• **SUPPLIED RECORDS**
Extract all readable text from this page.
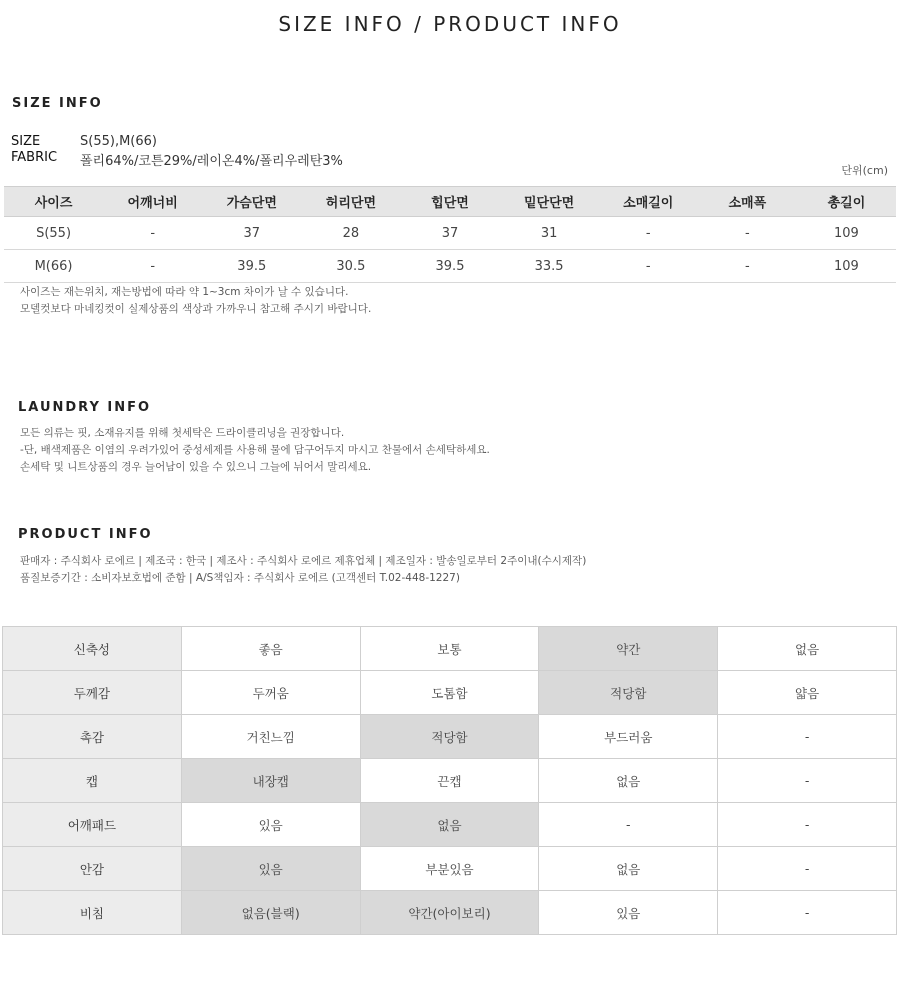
SIZE INFO / PRODUCT INFO
SIZE INFO
SIZE	S(55),M(66)
FABRIC 폴리64%/코튼29%/레이온4%/폴리우레탄3%
단위(cm)
사이즈	어깨너비	가슴단면	허리단면	힙단면	밑단단면	소매길이	소매폭	총길이
S(55)	-	37	28	37	31	-	-	109
M(66)	-	39.5	30.5	39.5	33.5	-	-	109
사이즈는 재는위치, 재는방법에 따라 약 1~3cm 차이가 날 수 있습니다.
모델컷보다 마네킹컷이 실제상품의 색상과 가까우니 참고해 주시기 바랍니다.
LAUNDRY INFO
모든 의류는 핏, 소재유지를 위해 첫세탁은 드라이클리닝을 권장합니다.
-단, 배색제품은 이염의 우려가있어 중성세제를 사용해 물에 담구어두지 마시고 찬물에서 손세탁하세요.
손세탁 및 니트상품의 경우 늘어남이 있을 수 있으니 그늘에 뉘어서 말리세요.
PRODUCT INFO
판매자 : 주식회사 로에르 | 제조국 : 한국 | 제조사 : 주식회사 로에르 제휴업체 | 제조일자 : 발송일로부터 2주이내(수시제작)
품질보증기간 : 소비자보호법에 준함 | A/S책임자 : 주식회사 로에르 (고객센터 T.02-448-1227)
신축성	좋음	보통	약간	없음
두께감	두꺼움	도톰함	적당함	얇음
촉감	거친느낌	적당함	부드러움	-
캡	내장캡	끈캡	없음	-
어깨패드	있음	없음	-	-
안감	있음	부분있음	없음	-
비침	없음(블랙)	약간(아이보리)	있음	-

• **EXERCISE GOAL**
Gather each line in the entries above where the string "INFO" is found.

• **FINISHED ANSWER**
SIZE INFO / PRODUCT INFO
SIZE INFO
LAUNDRY INFO
PRODUCT INFO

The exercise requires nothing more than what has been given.